> **What is required**
Copy each line below that includes "please".

> **Data shown**
· · · ·

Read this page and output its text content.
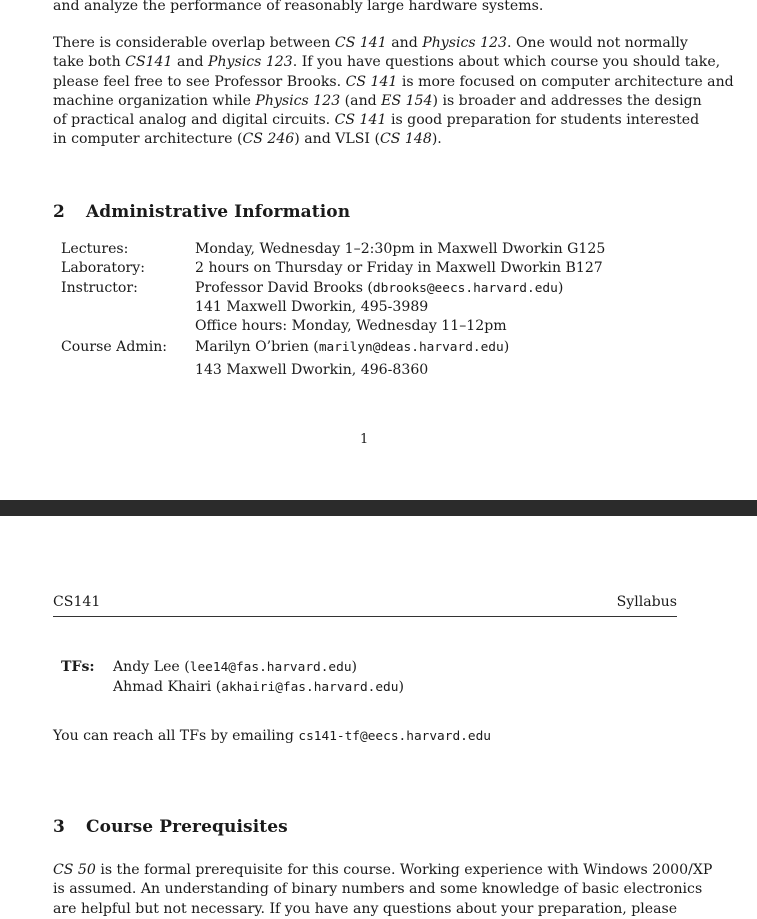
and analyze the performance of reasonably large hardware systems.

There is considerable overlap between CS 141 and Physics 123. One would not normally
take both CS141 and Physics 123. If you have questions about which course you should take,
please feel free to see Professor Brooks. CS 141 is more focused on computer architecture and
machine organization while Physics 123 (and ES 154) is broader and addresses the design
of practical analog and digital circuits. CS 141 is good preparation for students interested
in computer architecture (CS 246) and VLSI (CS 148).

2 Administrative Information
Lectures:	Monday, Wednesday 1–2:30pm in Maxwell Dworkin G125
Laboratory:	2 hours on Thursday or Friday in Maxwell Dworkin B127
Instructor:	Professor David Brooks (dbrooks@eecs.harvard.edu)
141 Maxwell Dworkin, 495-3989
Office hours: Monday, Wednesday 11–12pm
Course Admin: Marilyn O’brien (marilyn@deas.harvard.edu)
143 Maxwell Dworkin, 496-8360
1
CS141	Syllabus
TFs: Andy Lee (lee14@fas.harvard.edu)
Ahmad Khairi (akhairi@fas.harvard.edu)

You can reach all TFs by emailing cs141-tf@eecs.harvard.edu

3 Course Prerequisites

CS 50 is the formal prerequisite for this course. Working experience with Windows 2000/XP
is assumed. An understanding of binary numbers and some knowledge of basic electronics
are helpful but not necessary. If you have any questions about your preparation, please
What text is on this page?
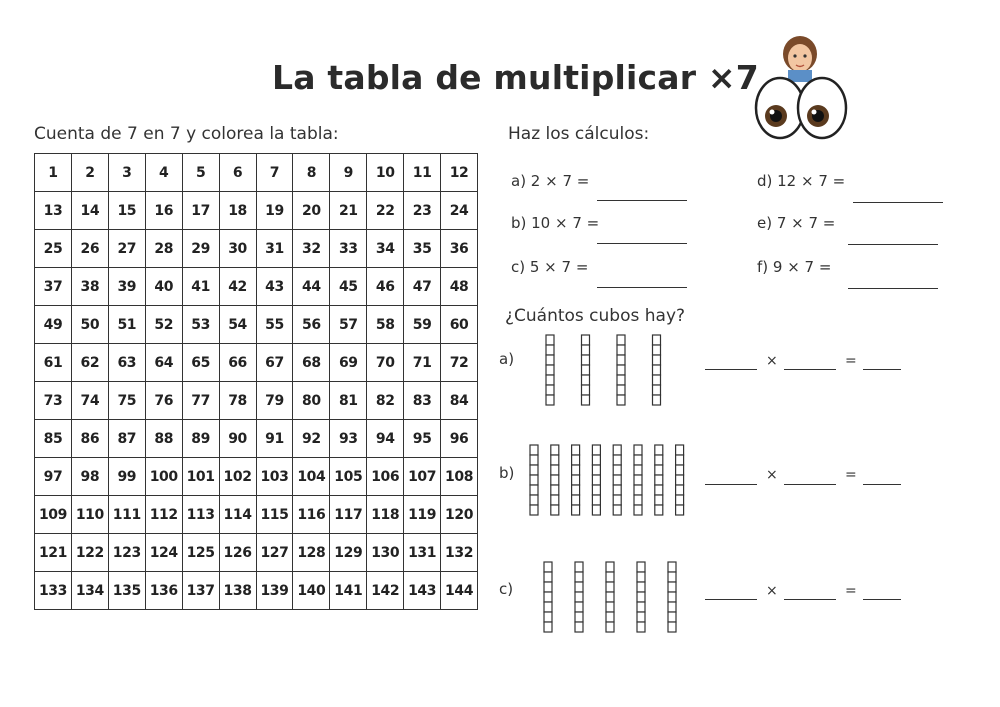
La tabla de multiplicar ×7
Cuenta de 7 en 7 y colorea la tabla:
1	2	3	4	5	6	7	8	9	10	11	12
13	14	15	16	17	18	19	20	21	22	23	24
25	26	27	28	29	30	31	32	33	34	35	36
37	38	39	40	41	42	43	44	45	46	47	48
49	50	51	52	53	54	55	56	57	58	59	60
61	62	63	64	65	66	67	68	69	70	71	72
73	74	75	76	77	78	79	80	81	82	83	84
85	86	87	88	89	90	91	92	93	94	95	96
97	98	99 100 101 102 103 104 105 106 107 108
109 110 111 112 113 114 115 116 117 118 119 120
121 122 123 124 125 126 127 128 129 130 131 132
133 134 135 136 137 138 139 140 141 142 143 144
Haz los cálculos:
a) 2 × 7 =
b) 10 × 7 =
c) 5 × 7 =
d) 12 × 7 =
e) 7 × 7 =
f) 9 × 7 =
¿Cuántos cubos hay?
a)
b)
c)
×	=
×	=
×	=
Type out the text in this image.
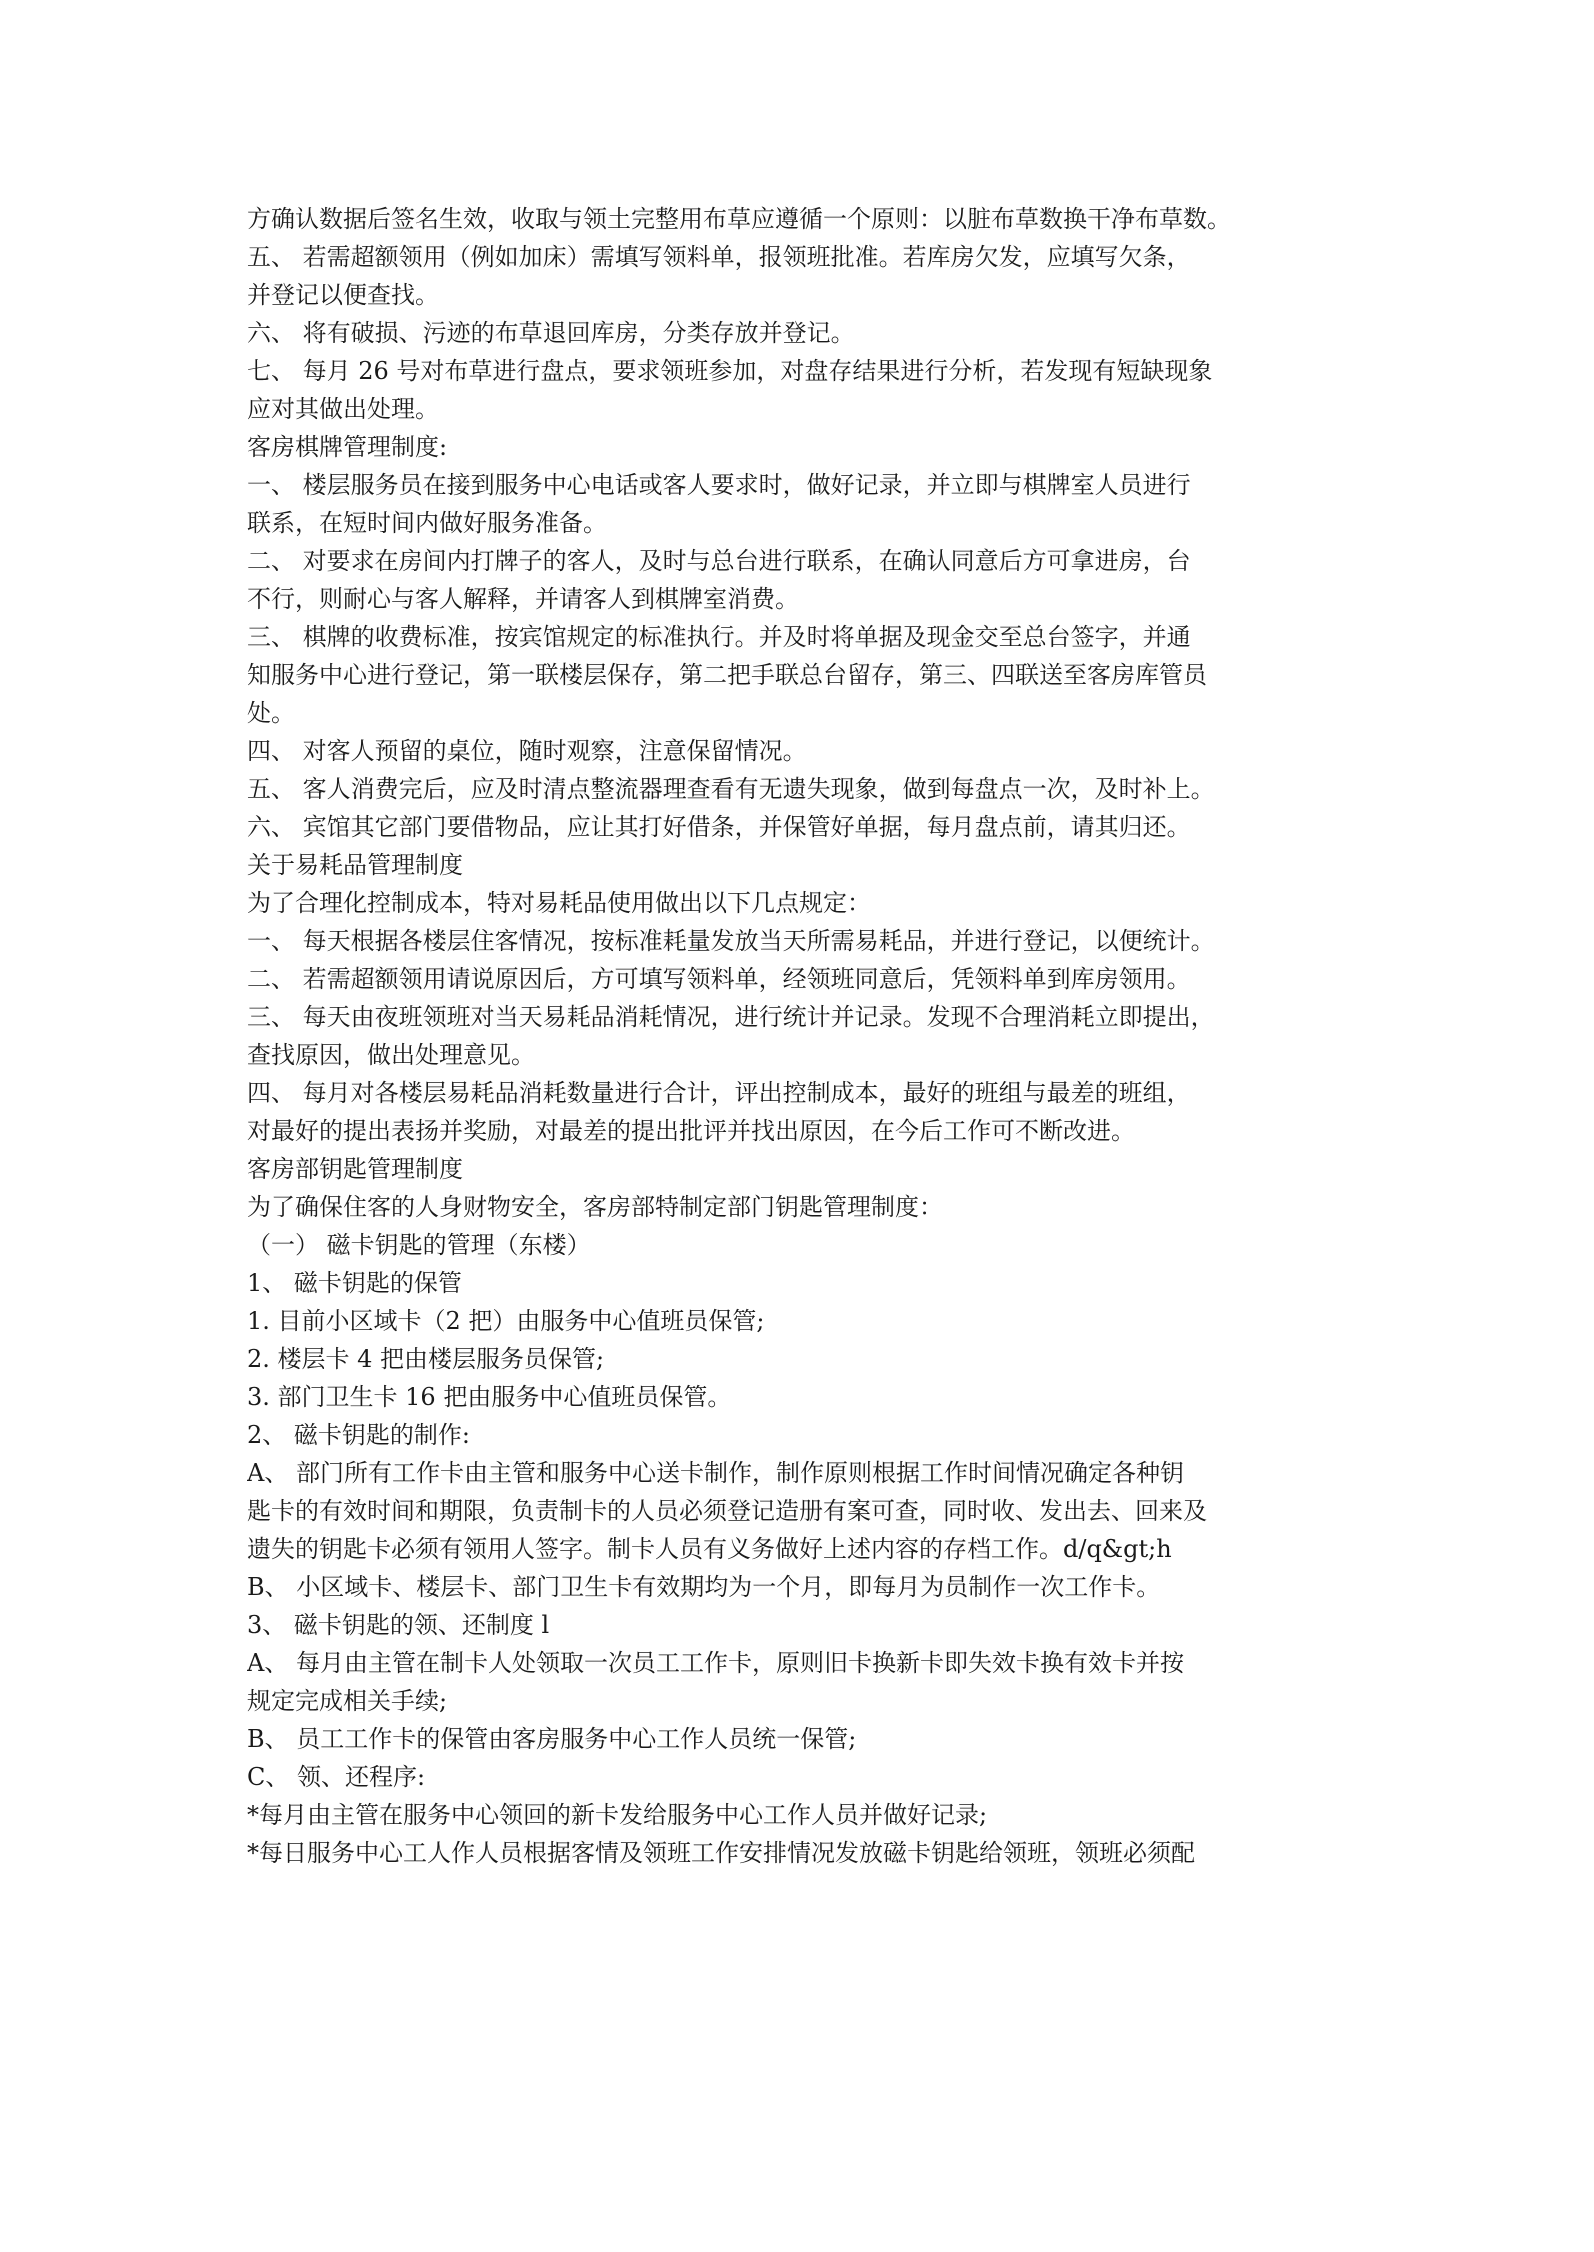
方确认数据后签名生效，收取与领土完整用布草应遵循一个原则：以脏布草数换干净布草数。
五、 若需超额领用（例如加床）需填写领料单，报领班批准。若库房欠发，应填写欠条，
并登记以便查找。
六、 将有破损、污迹的布草退回库房，分类存放并登记。
七、 每月 26 号对布草进行盘点，要求领班参加，对盘存结果进行分析，若发现有短缺现象
应对其做出处理。
客房棋牌管理制度:
一、 楼层服务员在接到服务中心电话或客人要求时，做好记录，并立即与棋牌室人员进行
联系，在短时间内做好服务准备。
二、 对要求在房间内打牌子的客人，及时与总台进行联系，在确认同意后方可拿进房，台
不行，则耐心与客人解释，并请客人到棋牌室消费。
三、 棋牌的收费标准，按宾馆规定的标准执行。并及时将单据及现金交至总台签字，并通
知服务中心进行登记，第一联楼层保存，第二把手联总台留存，第三、四联送至客房库管员
处。
四、 对客人预留的桌位，随时观察，注意保留情况。
五、 客人消费完后，应及时清点整流器理查看有无遗失现象，做到每盘点一次，及时补上。
六、 宾馆其它部门要借物品，应让其打好借条，并保管好单据，每月盘点前，请其归还。
关于易耗品管理制度
为了合理化控制成本，特对易耗品使用做出以下几点规定：
一、 每天根据各楼层住客情况，按标准耗量发放当天所需易耗品，并进行登记，以便统计。
二、 若需超额领用请说原因后，方可填写领料单，经领班同意后，凭领料单到库房领用。
三、 每天由夜班领班对当天易耗品消耗情况，进行统计并记录。发现不合理消耗立即提出，
查找原因，做出处理意见。
四、 每月对各楼层易耗品消耗数量进行合计，评出控制成本，最好的班组与最差的班组，
对最好的提出表扬并奖励，对最差的提出批评并找出原因，在今后工作可不断改进。
客房部钥匙管理制度
为了确保住客的人身财物安全，客房部特制定部门钥匙管理制度：
（一） 磁卡钥匙的管理（东楼）
1、 磁卡钥匙的保管
1. 目前小区域卡（2 把）由服务中心值班员保管;
2. 楼层卡 4 把由楼层服务员保管;
3. 部门卫生卡 16 把由服务中心值班员保管。
2、 磁卡钥匙的制作:
A、 部门所有工作卡由主管和服务中心送卡制作，制作原则根据工作时间情况确定各种钥
匙卡的有效时间和期限，负责制卡的人员必须登记造册有案可查，同时收、发出去、回来及
遗失的钥匙卡必须有领用人签字。制卡人员有义务做好上述内容的存档工作。d/q&gt;h
B、 小区域卡、楼层卡、部门卫生卡有效期均为一个月，即每月为员制作一次工作卡。
3、 磁卡钥匙的领、还制度 l
A、 每月由主管在制卡人处领取一次员工工作卡，原则旧卡换新卡即失效卡换有效卡并按
规定完成相关手续;
B、 员工工作卡的保管由客房服务中心工作人员统一保管;
C、 领、还程序:
*每月由主管在服务中心领回的新卡发给服务中心工作人员并做好记录;
*每日服务中心工人作人员根据客情及领班工作安排情况发放磁卡钥匙给领班，领班必须配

· · · ·

> **Solution for this exercise**
please feel free to see Professor Brooks. CS 141 is more focused on computer architecture and
are helpful but not necessary. If you have any questions about your preparation, please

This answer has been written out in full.